Items from a dataset:
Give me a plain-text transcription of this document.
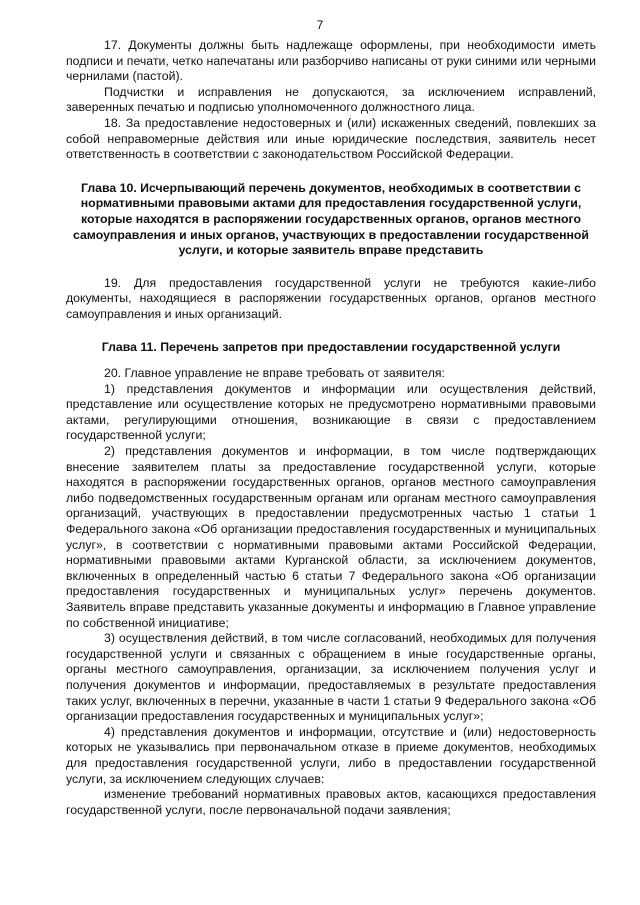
7

17. Документы должны быть надлежаще оформлены, при необходимости иметь подписи и печати, четко напечатаны или разборчиво написаны от руки синими или черными чернилами (пастой).

Подчистки и исправления не допускаются, за исключением исправлений, заверенных печатью и подписью уполномоченного должностного лица.

18. За предоставление недостоверных и (или) искаженных сведений, повлекших за собой неправомерные действия или иные юридические последствия, заявитель несет ответственность в соответствии с законодательством Российской Федерации.

Глава 10. Исчерпывающий перечень документов, необходимых в соответствии с нормативными правовыми актами для предоставления государственной услуги, которые находятся в распоряжении государственных органов, органов местного самоуправления и иных органов, участвующих в предоставлении государственной услуги, и которые заявитель вправе представить

19. Для предоставления государственной услуги не требуются какие-либо документы, находящиеся в распоряжении государственных органов, органов местного самоуправления и иных организаций.

Глава 11. Перечень запретов при предоставлении государственной услуги

20. Главное управление не вправе требовать от заявителя:

1) представления документов и информации или осуществления действий, представление или осуществление которых не предусмотрено нормативными правовыми актами, регулирующими отношения, возникающие в связи с предоставлением государственной услуги;

2) представления документов и информации, в том числе подтверждающих внесение заявителем платы за предоставление государственной услуги, которые находятся в распоряжении государственных органов, органов местного самоуправления либо подведомственных государственным органам или органам местного самоуправления организаций, участвующих в предоставлении предусмотренных частью 1 статьи 1 Федерального закона «Об организации предоставления государственных и муниципальных услуг», в соответствии с нормативными правовыми актами Российской Федерации, нормативными правовыми актами Курганской области, за исключением документов, включенных в определенный частью 6 статьи 7 Федерального закона «Об организации предоставления государственных и муниципальных услуг» перечень документов. Заявитель вправе представить указанные документы и информацию в Главное управление по собственной инициативе;

3) осуществления действий, в том числе согласований, необходимых для получения государственной услуги и связанных с обращением в иные государственные органы, органы местного самоуправления, организации, за исключением получения услуг и получения документов и информации, предоставляемых в результате предоставления таких услуг, включенных в перечни, указанные в части 1 статьи 9 Федерального закона «Об организации предоставления государственных и муниципальных услуг»;

4) представления документов и информации, отсутствие и (или) недостоверность которых не указывались при первоначальном отказе в приеме документов, необходимых для предоставления государственной услуги, либо в предоставлении государственной услуги, за исключением следующих случаев:

изменение требований нормативных правовых актов, касающихся предоставления государственной услуги, после первоначальной подачи заявления;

== The exercise ==
Retype the whole listing, keeping every line identical and omitting all pictures.

== Right answer ==
Give me a plain-text transcription of this document.
7

17. Документы должны быть надлежаще оформлены, при необходимости иметь подписи и печати, четко напечатаны или разборчиво написаны от руки синими или черными чернилами (пастой).

Подчистки и исправления не допускаются, за исключением исправлений, заверенных печатью и подписью уполномоченного должностного лица.

18. За предоставление недостоверных и (или) искаженных сведений, повлекших за собой неправомерные действия или иные юридические последствия, заявитель несет ответственность в соответствии с законодательством Российской Федерации.

Глава 10. Исчерпывающий перечень документов, необходимых в соответствии с нормативными правовыми актами для предоставления государственной услуги, которые находятся в распоряжении государственных органов, органов местного самоуправления и иных органов, участвующих в предоставлении государственной услуги, и которые заявитель вправе представить

19. Для предоставления государственной услуги не требуются какие-либо документы, находящиеся в распоряжении государственных органов, органов местного самоуправления и иных организаций.

Глава 11. Перечень запретов при предоставлении государственной услуги

20. Главное управление не вправе требовать от заявителя:

1) представления документов и информации или осуществления действий, представление или осуществление которых не предусмотрено нормативными правовыми актами, регулирующими отношения, возникающие в связи с предоставлением государственной услуги;

2) представления документов и информации, в том числе подтверждающих внесение заявителем платы за предоставление государственной услуги, которые находятся в распоряжении государственных органов, органов местного самоуправления либо подведомственных государственным органам или органам местного самоуправления организаций, участвующих в предоставлении предусмотренных частью 1 статьи 1 Федерального закона «Об организации предоставления государственных и муниципальных услуг», в соответствии с нормативными правовыми актами Российской Федерации, нормативными правовыми актами Курганской области, за исключением документов, включенных в определенный частью 6 статьи 7 Федерального закона «Об организации предоставления государственных и муниципальных услуг» перечень документов. Заявитель вправе представить указанные документы и информацию в Главное управление по собственной инициативе;

3) осуществления действий, в том числе согласований, необходимых для получения государственной услуги и связанных с обращением в иные государственные органы, органы местного самоуправления, организации, за исключением получения услуг и получения документов и информации, предоставляемых в результате предоставления таких услуг, включенных в перечни, указанные в части 1 статьи 9 Федерального закона «Об организации предоставления государственных и муниципальных услуг»;

4) представления документов и информации, отсутствие и (или) недостоверность которых не указывались при первоначальном отказе в приеме документов, необходимых для предоставления государственной услуги, либо в предоставлении государственной услуги, за исключением следующих случаев:

изменение требований нормативных правовых актов, касающихся предоставления государственной услуги, после первоначальной подачи заявления;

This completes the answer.